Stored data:
/---

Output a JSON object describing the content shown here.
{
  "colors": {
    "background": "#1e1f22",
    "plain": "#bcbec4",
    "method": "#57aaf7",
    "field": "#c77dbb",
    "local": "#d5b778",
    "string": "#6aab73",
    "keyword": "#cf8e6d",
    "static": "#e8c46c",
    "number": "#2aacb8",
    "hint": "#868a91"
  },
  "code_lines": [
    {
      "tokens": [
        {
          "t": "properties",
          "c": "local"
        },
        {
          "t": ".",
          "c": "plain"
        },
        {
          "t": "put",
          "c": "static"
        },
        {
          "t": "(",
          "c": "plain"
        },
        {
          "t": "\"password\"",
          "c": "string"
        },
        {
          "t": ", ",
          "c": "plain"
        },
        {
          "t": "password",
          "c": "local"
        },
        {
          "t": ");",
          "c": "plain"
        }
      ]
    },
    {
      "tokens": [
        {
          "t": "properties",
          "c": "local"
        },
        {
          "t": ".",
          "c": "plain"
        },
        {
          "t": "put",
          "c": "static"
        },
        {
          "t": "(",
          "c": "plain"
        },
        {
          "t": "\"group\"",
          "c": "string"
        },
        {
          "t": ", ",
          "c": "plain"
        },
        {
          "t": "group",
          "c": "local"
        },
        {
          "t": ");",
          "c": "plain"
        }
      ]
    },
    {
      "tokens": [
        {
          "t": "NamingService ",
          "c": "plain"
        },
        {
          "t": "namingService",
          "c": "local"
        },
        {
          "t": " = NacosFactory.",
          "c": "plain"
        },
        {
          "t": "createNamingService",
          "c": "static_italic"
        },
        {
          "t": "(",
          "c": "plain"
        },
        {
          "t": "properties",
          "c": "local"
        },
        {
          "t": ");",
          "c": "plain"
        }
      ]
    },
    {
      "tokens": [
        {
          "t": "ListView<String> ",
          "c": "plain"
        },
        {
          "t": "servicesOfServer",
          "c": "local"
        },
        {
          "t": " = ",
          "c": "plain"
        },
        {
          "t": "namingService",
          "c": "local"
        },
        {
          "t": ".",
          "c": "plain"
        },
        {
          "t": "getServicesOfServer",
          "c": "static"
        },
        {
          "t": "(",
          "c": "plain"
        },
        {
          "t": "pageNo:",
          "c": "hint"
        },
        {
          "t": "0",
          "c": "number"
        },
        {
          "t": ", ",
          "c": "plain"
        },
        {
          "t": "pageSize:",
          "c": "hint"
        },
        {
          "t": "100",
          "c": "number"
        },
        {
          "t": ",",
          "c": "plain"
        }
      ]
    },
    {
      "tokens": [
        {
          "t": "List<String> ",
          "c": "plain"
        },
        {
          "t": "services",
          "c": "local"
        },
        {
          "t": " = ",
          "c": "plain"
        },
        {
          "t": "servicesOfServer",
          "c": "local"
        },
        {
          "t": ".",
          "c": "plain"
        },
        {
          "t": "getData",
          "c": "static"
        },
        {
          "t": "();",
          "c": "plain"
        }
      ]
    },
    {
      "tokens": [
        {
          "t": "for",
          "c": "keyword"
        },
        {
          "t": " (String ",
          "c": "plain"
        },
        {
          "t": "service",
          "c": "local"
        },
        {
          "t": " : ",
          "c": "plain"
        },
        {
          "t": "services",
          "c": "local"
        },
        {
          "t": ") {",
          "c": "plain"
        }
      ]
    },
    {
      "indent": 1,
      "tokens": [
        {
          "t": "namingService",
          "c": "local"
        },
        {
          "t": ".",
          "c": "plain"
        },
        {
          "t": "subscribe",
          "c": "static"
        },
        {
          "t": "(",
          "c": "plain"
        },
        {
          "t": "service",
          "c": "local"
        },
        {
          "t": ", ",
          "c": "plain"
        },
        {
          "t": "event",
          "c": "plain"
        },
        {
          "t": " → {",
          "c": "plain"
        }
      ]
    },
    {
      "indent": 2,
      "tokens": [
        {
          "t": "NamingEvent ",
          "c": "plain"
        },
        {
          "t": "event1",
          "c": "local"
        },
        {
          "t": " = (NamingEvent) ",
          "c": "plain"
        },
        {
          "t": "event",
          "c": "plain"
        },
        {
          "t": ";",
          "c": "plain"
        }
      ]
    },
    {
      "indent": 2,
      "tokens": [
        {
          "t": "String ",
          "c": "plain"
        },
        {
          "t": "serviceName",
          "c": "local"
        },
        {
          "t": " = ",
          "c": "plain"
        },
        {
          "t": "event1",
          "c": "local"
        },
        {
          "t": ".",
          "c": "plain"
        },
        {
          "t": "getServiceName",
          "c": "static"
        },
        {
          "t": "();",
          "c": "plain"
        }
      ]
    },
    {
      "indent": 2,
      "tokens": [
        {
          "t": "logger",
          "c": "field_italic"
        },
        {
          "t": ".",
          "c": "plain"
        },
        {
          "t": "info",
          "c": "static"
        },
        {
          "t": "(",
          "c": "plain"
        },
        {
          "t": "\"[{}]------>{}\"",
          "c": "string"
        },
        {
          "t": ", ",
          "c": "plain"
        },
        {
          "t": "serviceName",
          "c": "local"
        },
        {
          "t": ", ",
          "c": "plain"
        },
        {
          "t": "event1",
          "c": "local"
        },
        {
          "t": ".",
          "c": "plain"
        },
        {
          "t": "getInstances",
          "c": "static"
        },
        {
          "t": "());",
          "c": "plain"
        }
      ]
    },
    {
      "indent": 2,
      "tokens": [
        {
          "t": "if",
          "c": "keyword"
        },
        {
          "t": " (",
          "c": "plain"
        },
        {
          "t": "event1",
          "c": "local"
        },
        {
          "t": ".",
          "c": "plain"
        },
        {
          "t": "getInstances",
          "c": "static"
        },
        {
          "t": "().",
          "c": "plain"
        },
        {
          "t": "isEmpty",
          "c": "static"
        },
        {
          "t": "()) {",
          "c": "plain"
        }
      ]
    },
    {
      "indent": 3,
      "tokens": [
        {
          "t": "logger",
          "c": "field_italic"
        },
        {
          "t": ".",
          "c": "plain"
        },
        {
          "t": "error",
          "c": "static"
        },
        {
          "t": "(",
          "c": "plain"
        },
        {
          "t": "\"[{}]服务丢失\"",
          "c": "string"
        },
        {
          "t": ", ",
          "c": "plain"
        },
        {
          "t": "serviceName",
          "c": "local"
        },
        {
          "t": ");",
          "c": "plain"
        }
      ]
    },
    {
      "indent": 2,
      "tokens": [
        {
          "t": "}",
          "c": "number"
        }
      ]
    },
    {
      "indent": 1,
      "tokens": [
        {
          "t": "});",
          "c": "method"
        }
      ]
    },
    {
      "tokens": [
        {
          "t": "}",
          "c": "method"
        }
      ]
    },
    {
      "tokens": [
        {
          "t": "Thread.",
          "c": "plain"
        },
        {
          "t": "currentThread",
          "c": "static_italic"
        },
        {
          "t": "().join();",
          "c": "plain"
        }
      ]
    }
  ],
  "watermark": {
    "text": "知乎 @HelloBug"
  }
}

\---

**Challenge:**
Repeat the material above in full, quoting it exactly.

**Answer to the task:**
Output a JSON object describing the content shown here.
{
  "colors": {
    "background": "#1e1f22",
    "plain": "#bcbec4",
    "method": "#57aaf7",
    "field": "#c77dbb",
    "local": "#d5b778",
    "string": "#6aab73",
    "keyword": "#cf8e6d",
    "static": "#e8c46c",
    "number": "#2aacb8",
    "hint": "#868a91"
  },
  "code_lines": [
    {
      "tokens": [
        {
          "t": "properties",
          "c": "local"
        },
        {
          "t": ".",
          "c": "plain"
        },
        {
          "t": "put",
          "c": "static"
        },
        {
          "t": "(",
          "c": "plain"
        },
        {
          "t": "\"password\"",
          "c": "string"
        },
        {
          "t": ", ",
          "c": "plain"
        },
        {
          "t": "password",
          "c": "local"
        },
        {
          "t": ");",
          "c": "plain"
        }
      ]
    },
    {
      "tokens": [
        {
          "t": "properties",
          "c": "local"
        },
        {
          "t": ".",
          "c": "plain"
        },
        {
          "t": "put",
          "c": "static"
        },
        {
          "t": "(",
          "c": "plain"
        },
        {
          "t": "\"group\"",
          "c": "string"
        },
        {
          "t": ", ",
          "c": "plain"
        },
        {
          "t": "group",
          "c": "local"
        },
        {
          "t": ");",
          "c": "plain"
        }
      ]
    },
    {
      "tokens": [
        {
          "t": "NamingService ",
          "c": "plain"
        },
        {
          "t": "namingService",
          "c": "local"
        },
        {
          "t": " = NacosFactory.",
          "c": "plain"
        },
        {
          "t": "createNamingService",
          "c": "static_italic"
        },
        {
          "t": "(",
          "c": "plain"
        },
        {
          "t": "properties",
          "c": "local"
        },
        {
          "t": ");",
          "c": "plain"
        }
      ]
    },
    {
      "tokens": [
        {
          "t": "ListView<String> ",
          "c": "plain"
        },
        {
          "t": "servicesOfServer",
          "c": "local"
        },
        {
          "t": " = ",
          "c": "plain"
        },
        {
          "t": "namingService",
          "c": "local"
        },
        {
          "t": ".",
          "c": "plain"
        },
        {
          "t": "getServicesOfServer",
          "c": "static"
        },
        {
          "t": "(",
          "c": "plain"
        },
        {
          "t": "pageNo:",
          "c": "hint"
        },
        {
          "t": "0",
          "c": "number"
        },
        {
          "t": ", ",
          "c": "plain"
        },
        {
          "t": "pageSize:",
          "c": "hint"
        },
        {
          "t": "100",
          "c": "number"
        },
        {
          "t": ",",
          "c": "plain"
        }
      ]
    },
    {
      "tokens": [
        {
          "t": "List<String> ",
          "c": "plain"
        },
        {
          "t": "services",
          "c": "local"
        },
        {
          "t": " = ",
          "c": "plain"
        },
        {
          "t": "servicesOfServer",
          "c": "local"
        },
        {
          "t": ".",
          "c": "plain"
        },
        {
          "t": "getData",
          "c": "static"
        },
        {
          "t": "();",
          "c": "plain"
        }
      ]
    },
    {
      "tokens": [
        {
          "t": "for",
          "c": "keyword"
        },
        {
          "t": " (String ",
          "c": "plain"
        },
        {
          "t": "service",
          "c": "local"
        },
        {
          "t": " : ",
          "c": "plain"
        },
        {
          "t": "services",
          "c": "local"
        },
        {
          "t": ") {",
          "c": "plain"
        }
      ]
    },
    {
      "indent": 1,
      "tokens": [
        {
          "t": "namingService",
          "c": "local"
        },
        {
          "t": ".",
          "c": "plain"
        },
        {
          "t": "subscribe",
          "c": "static"
        },
        {
          "t": "(",
          "c": "plain"
        },
        {
          "t": "service",
          "c": "local"
        },
        {
          "t": ", ",
          "c": "plain"
        },
        {
          "t": "event",
          "c": "plain"
        },
        {
          "t": " → {",
          "c": "plain"
        }
      ]
    },
    {
      "indent": 2,
      "tokens": [
        {
          "t": "NamingEvent ",
          "c": "plain"
        },
        {
          "t": "event1",
          "c": "local"
        },
        {
          "t": " = (NamingEvent) ",
          "c": "plain"
        },
        {
          "t": "event",
          "c": "plain"
        },
        {
          "t": ";",
          "c": "plain"
        }
      ]
    },
    {
      "indent": 2,
      "tokens": [
        {
          "t": "String ",
          "c": "plain"
        },
        {
          "t": "serviceName",
          "c": "local"
        },
        {
          "t": " = ",
          "c": "plain"
        },
        {
          "t": "event1",
          "c": "local"
        },
        {
          "t": ".",
          "c": "plain"
        },
        {
          "t": "getServiceName",
          "c": "static"
        },
        {
          "t": "();",
          "c": "plain"
        }
      ]
    },
    {
      "indent": 2,
      "tokens": [
        {
          "t": "logger",
          "c": "field_italic"
        },
        {
          "t": ".",
          "c": "plain"
        },
        {
          "t": "info",
          "c": "static"
        },
        {
          "t": "(",
          "c": "plain"
        },
        {
          "t": "\"[{}]------>{}\"",
          "c": "string"
        },
        {
          "t": ", ",
          "c": "plain"
        },
        {
          "t": "serviceName",
          "c": "local"
        },
        {
          "t": ", ",
          "c": "plain"
        },
        {
          "t": "event1",
          "c": "local"
        },
        {
          "t": ".",
          "c": "plain"
        },
        {
          "t": "getInstances",
          "c": "static"
        },
        {
          "t": "());",
          "c": "plain"
        }
      ]
    },
    {
      "indent": 2,
      "tokens": [
        {
          "t": "if",
          "c": "keyword"
        },
        {
          "t": " (",
          "c": "plain"
        },
        {
          "t": "event1",
          "c": "local"
        },
        {
          "t": ".",
          "c": "plain"
        },
        {
          "t": "getInstances",
          "c": "static"
        },
        {
          "t": "().",
          "c": "plain"
        },
        {
          "t": "isEmpty",
          "c": "static"
        },
        {
          "t": "()) {",
          "c": "plain"
        }
      ]
    },
    {
      "indent": 3,
      "tokens": [
        {
          "t": "logger",
          "c": "field_italic"
        },
        {
          "t": ".",
          "c": "plain"
        },
        {
          "t": "error",
          "c": "static"
        },
        {
          "t": "(",
          "c": "plain"
        },
        {
          "t": "\"[{}]服务丢失\"",
          "c": "string"
        },
        {
          "t": ", ",
          "c": "plain"
        },
        {
          "t": "serviceName",
          "c": "local"
        },
        {
          "t": ");",
          "c": "plain"
        }
      ]
    },
    {
      "indent": 2,
      "tokens": [
        {
          "t": "}",
          "c": "number"
        }
      ]
    },
    {
      "indent": 1,
      "tokens": [
        {
          "t": "});",
          "c": "method"
        }
      ]
    },
    {
      "tokens": [
        {
          "t": "}",
          "c": "method"
        }
      ]
    },
    {
      "tokens": [
        {
          "t": "Thread.",
          "c": "plain"
        },
        {
          "t": "currentThread",
          "c": "static_italic"
        },
        {
          "t": "().join();",
          "c": "plain"
        }
      ]
    }
  ],
  "watermark": {
    "text": "知乎 @HelloBug"
  }
}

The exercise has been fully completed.